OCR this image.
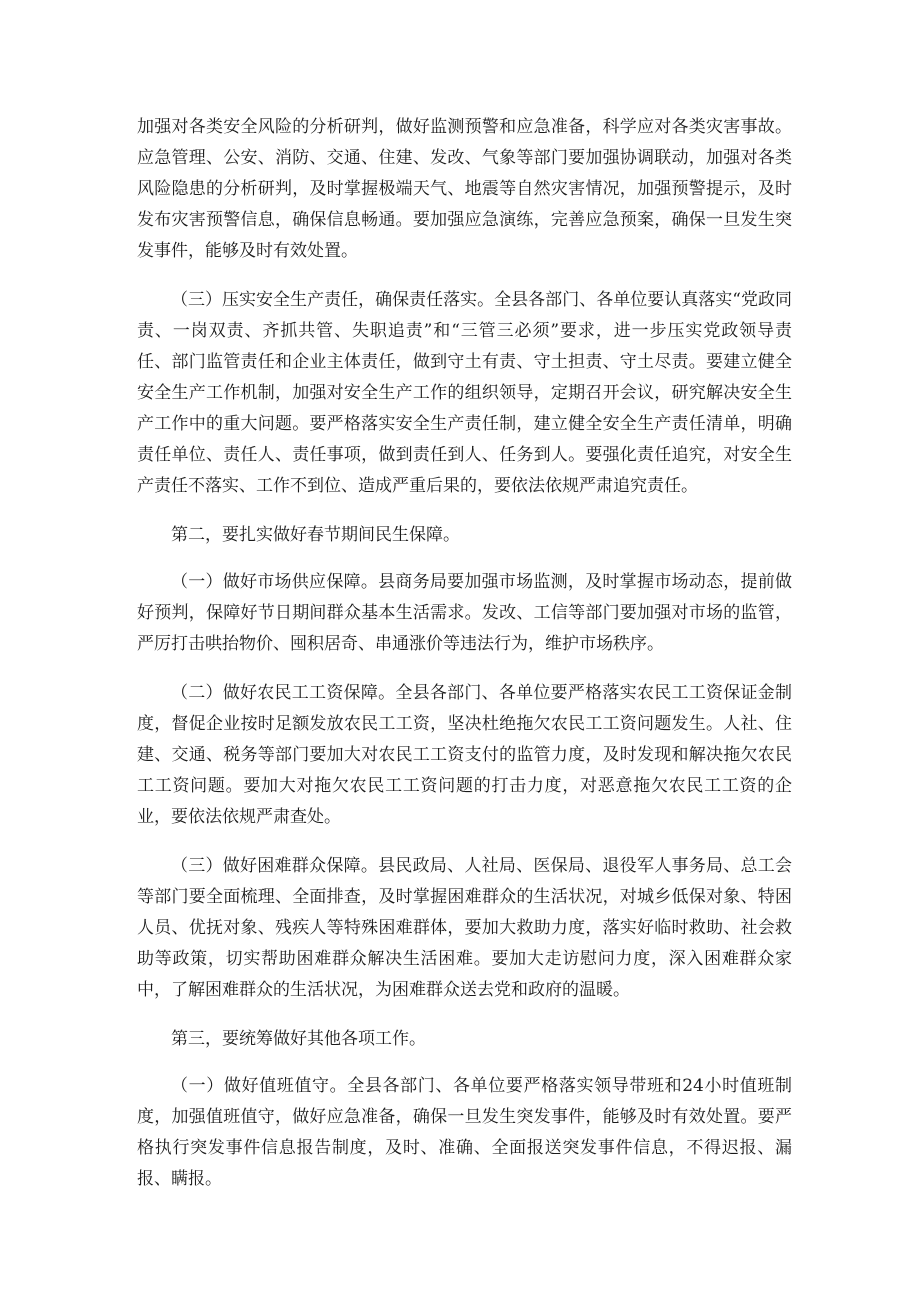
加强对各类安全风险的分析研判，做好监测预警和应急准备，科学应对各类灾害事故。应急管理、公安、消防、交通、住建、发改、气象等部门要加强协调联动，加强对各类风险隐患的分析研判，及时掌握极端天气、地震等自然灾害情况，加强预警提示，及时发布灾害预警信息，确保信息畅通。要加强应急演练，完善应急预案，确保一旦发生突发事件，能够及时有效处置。

（三）压实安全生产责任，确保责任落实。全县各部门、各单位要认真落实“党政同责、一岗双责、齐抓共管、失职追责”和“三管三必须”要求，进一步压实党政领导责任、部门监管责任和企业主体责任，做到守土有责、守土担责、守土尽责。要建立健全安全生产工作机制，加强对安全生产工作的组织领导，定期召开会议，研究解决安全生产工作中的重大问题。要严格落实安全生产责任制，建立健全安全生产责任清单，明确责任单位、责任人、责任事项，做到责任到人、任务到人。要强化责任追究，对安全生产责任不落实、工作不到位、造成严重后果的，要依法依规严肃追究责任。

第二，要扎实做好春节期间民生保障。

（一）做好市场供应保障。县商务局要加强市场监测，及时掌握市场动态，提前做好预判，保障好节日期间群众基本生活需求。发改、工信等部门要加强对市场的监管，严厉打击哄抬物价、囤积居奇、串通涨价等违法行为，维护市场秩序。

（二）做好农民工工资保障。全县各部门、各单位要严格落实农民工工资保证金制度，督促企业按时足额发放农民工工资，坚决杜绝拖欠农民工工资问题发生。人社、住建、交通、税务等部门要加大对农民工工资支付的监管力度，及时发现和解决拖欠农民工工资问题。要加大对拖欠农民工工资问题的打击力度，对恶意拖欠农民工工资的企业，要依法依规严肃查处。

（三）做好困难群众保障。县民政局、人社局、医保局、退役军人事务局、总工会等部门要全面梳理、全面排查，及时掌握困难群众的生活状况，对城乡低保对象、特困人员、优抚对象、残疾人等特殊困难群体，要加大救助力度，落实好临时救助、社会救助等政策，切实帮助困难群众解决生活困难。要加大走访慰问力度，深入困难群众家中，了解困难群众的生活状况，为困难群众送去党和政府的温暖。

第三，要统筹做好其他各项工作。

（一）做好值班值守。全县各部门、各单位要严格落实领导带班和24小时值班制度，加强值班值守，做好应急准备，确保一旦发生突发事件，能够及时有效处置。要严格执行突发事件信息报告制度，及时、准确、全面报送突发事件信息，不得迟报、漏报、瞒报。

:: Aim ::
Search the entries for the word "能够及时有效处置" and gather every line where it appears.

:: Response for this exercise ::
加强对各类安全风险的分析研判，做好监测预警和应急准备，科学应对各类灾害事故。应急管理、公安、消防、交通、住建、发改、气象等部门要加强协调联动，加强对各类风险隐患的分析研判，及时掌握极端天气、地震等自然灾害情况，加强预警提示，及时发布灾害预警信息，确保信息畅通。要加强应急演练，完善应急预案，确保一旦发生突发事件，能够及时有效处置。
（一）做好值班值守。全县各部门、各单位要严格落实领导带班和24小时值班制度，加强值班值守，做好应急准备，确保一旦发生突发事件，能够及时有效处置。要严格执行突发事件信息报告制度，及时、准确、全面报送突发事件信息，不得迟报、漏报、瞒报。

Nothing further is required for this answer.